-- Start Given records --

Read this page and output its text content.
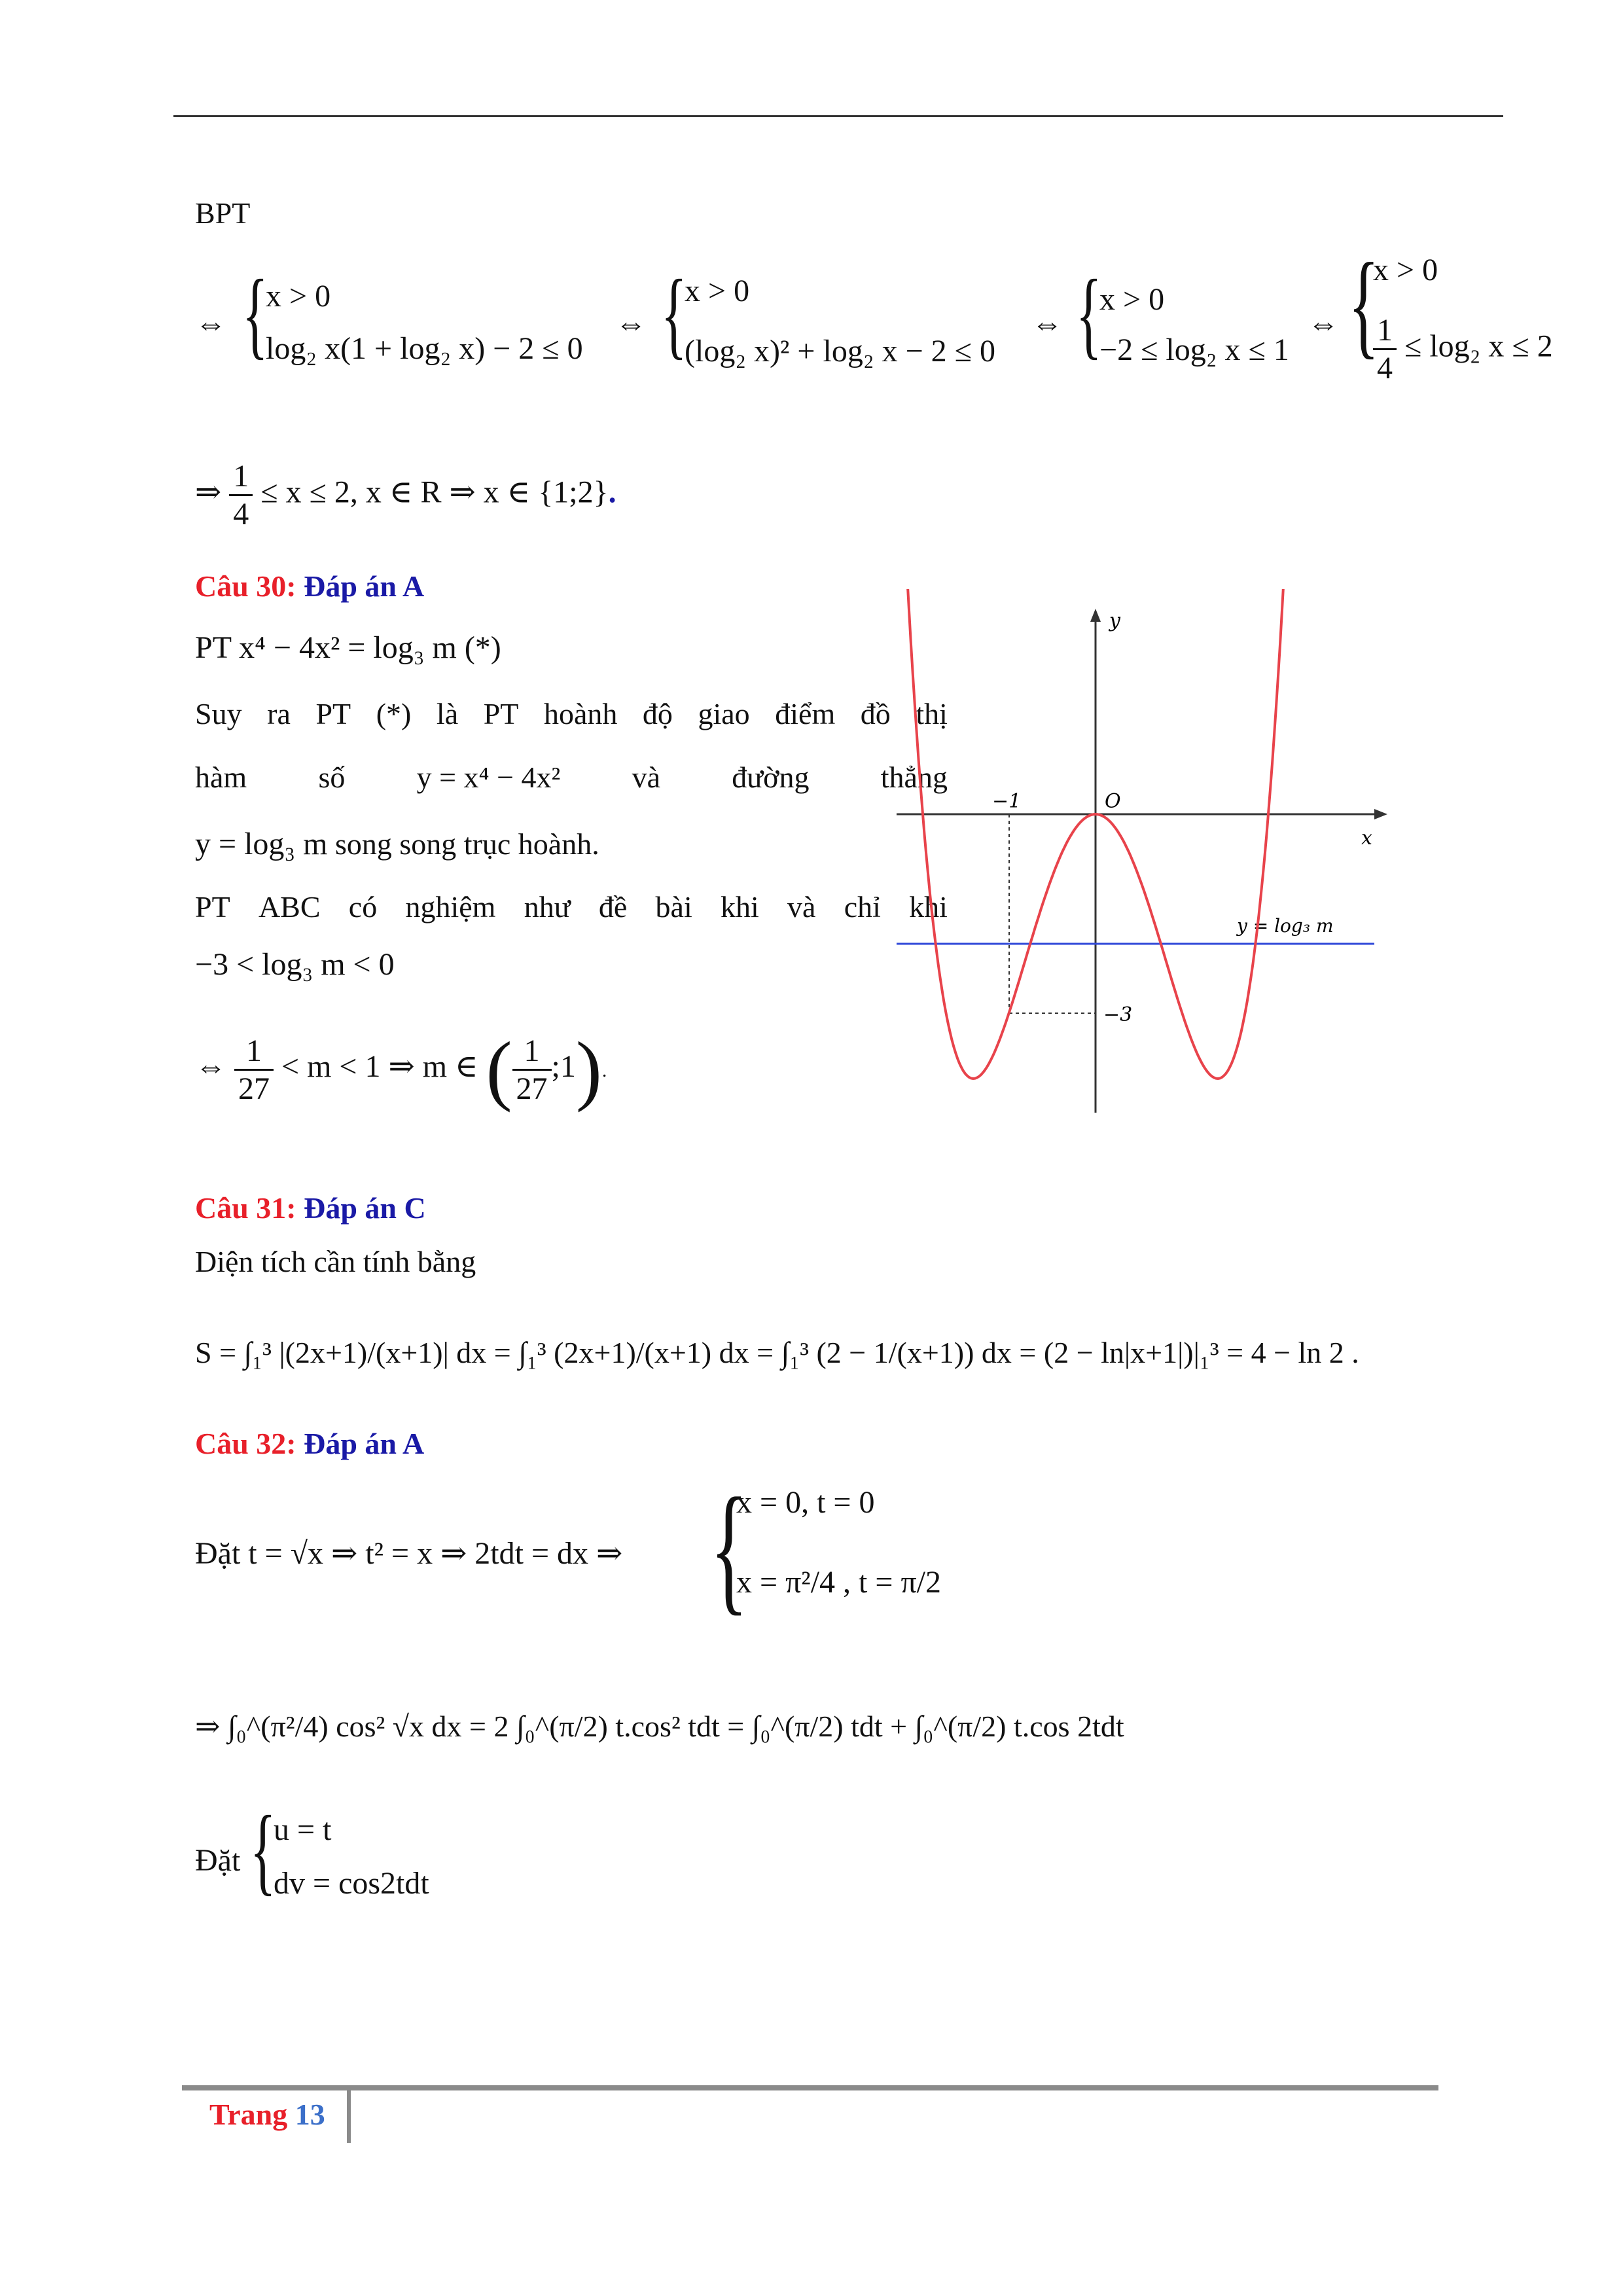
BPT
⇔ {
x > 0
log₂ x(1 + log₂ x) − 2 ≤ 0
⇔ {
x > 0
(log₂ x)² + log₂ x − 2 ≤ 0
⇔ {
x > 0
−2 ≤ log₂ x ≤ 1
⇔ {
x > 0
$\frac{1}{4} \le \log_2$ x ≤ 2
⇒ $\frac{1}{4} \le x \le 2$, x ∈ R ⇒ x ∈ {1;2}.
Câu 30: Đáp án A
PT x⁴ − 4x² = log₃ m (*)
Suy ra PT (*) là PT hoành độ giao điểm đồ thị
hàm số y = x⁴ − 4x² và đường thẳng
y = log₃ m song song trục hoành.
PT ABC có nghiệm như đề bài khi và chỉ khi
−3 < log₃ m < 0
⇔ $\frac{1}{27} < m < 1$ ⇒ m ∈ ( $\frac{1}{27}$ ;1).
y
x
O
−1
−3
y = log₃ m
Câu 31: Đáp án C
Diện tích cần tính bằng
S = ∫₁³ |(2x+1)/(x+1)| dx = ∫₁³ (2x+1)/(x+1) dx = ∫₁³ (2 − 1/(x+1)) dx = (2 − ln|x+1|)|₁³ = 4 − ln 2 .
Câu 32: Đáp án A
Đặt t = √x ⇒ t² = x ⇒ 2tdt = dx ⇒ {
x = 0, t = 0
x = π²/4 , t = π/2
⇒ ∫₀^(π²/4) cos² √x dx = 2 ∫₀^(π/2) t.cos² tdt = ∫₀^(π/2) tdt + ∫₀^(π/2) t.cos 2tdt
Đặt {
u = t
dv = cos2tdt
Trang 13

-- End Given records --
-- Start Given records --

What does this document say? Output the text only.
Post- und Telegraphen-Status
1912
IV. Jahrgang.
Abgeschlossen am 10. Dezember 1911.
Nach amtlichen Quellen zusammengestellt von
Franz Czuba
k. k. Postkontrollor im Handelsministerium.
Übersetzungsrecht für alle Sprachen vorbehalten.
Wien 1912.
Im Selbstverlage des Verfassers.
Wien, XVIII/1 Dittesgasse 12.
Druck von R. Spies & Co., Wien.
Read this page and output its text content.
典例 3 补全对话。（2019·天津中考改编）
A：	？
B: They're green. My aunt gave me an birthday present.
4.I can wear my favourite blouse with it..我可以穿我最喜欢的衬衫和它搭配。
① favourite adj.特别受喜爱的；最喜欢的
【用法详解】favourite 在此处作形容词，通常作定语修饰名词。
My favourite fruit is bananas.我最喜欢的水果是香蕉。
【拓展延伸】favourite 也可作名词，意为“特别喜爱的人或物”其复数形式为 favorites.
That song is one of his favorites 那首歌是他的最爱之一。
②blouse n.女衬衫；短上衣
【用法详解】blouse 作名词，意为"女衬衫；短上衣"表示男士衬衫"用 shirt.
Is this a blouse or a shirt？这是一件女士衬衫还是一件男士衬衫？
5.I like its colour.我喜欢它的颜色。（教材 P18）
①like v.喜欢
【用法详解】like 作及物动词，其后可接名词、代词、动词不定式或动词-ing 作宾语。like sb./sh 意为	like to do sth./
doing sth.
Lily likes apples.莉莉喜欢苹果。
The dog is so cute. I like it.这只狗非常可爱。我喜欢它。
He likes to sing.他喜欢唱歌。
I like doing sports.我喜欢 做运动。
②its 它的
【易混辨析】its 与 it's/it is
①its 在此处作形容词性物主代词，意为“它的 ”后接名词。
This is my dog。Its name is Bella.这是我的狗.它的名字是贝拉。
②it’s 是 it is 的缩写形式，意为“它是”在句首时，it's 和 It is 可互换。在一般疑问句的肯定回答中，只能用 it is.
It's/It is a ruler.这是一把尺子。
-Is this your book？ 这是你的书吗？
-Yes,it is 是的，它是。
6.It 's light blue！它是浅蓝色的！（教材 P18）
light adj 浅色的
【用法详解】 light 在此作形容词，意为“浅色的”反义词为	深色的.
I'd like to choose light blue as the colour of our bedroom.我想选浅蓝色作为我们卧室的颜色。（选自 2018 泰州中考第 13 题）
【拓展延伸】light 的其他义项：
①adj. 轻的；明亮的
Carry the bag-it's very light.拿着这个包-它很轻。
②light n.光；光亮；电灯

-- End Given records --
-- Start Given records --

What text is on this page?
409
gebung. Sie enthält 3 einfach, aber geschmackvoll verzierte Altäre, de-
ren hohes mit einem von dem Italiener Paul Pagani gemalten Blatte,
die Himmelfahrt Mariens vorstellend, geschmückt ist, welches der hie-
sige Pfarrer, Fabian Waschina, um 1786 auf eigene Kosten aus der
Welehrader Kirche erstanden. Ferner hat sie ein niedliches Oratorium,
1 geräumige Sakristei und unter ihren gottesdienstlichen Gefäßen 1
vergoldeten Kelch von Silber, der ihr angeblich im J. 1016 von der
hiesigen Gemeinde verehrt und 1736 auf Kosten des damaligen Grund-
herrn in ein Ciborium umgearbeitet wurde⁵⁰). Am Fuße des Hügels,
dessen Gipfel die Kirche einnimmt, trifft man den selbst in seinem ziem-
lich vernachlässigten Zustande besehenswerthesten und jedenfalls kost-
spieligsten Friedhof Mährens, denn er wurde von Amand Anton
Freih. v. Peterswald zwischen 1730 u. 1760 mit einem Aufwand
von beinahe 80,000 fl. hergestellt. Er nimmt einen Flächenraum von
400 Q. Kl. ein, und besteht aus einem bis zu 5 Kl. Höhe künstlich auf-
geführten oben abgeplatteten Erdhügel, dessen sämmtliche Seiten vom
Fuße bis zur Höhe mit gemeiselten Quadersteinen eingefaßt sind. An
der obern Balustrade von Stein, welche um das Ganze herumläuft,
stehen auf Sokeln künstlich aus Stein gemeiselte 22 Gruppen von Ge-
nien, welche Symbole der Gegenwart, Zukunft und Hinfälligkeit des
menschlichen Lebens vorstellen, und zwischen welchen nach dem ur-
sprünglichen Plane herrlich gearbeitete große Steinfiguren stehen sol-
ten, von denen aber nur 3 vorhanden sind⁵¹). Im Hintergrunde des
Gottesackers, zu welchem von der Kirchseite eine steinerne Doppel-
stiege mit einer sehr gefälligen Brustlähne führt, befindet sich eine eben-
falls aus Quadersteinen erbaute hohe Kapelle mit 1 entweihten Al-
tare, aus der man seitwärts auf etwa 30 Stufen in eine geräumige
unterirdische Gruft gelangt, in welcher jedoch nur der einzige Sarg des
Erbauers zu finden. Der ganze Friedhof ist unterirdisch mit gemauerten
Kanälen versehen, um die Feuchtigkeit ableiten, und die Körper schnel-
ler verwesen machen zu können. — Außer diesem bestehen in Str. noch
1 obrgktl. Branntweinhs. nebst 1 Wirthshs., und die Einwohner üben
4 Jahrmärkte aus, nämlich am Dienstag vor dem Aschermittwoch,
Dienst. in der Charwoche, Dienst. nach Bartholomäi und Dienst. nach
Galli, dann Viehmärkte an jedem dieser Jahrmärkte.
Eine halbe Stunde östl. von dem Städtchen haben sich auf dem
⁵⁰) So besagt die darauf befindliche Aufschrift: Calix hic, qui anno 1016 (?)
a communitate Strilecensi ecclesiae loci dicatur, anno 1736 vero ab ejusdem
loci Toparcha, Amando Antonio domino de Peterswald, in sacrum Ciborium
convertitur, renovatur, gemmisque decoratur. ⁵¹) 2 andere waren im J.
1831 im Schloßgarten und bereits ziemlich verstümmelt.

-- End Given records --

Count every line in the entries above where the word "künstlich" appears; respond with the number alone.

_Solution to this problem:_ 2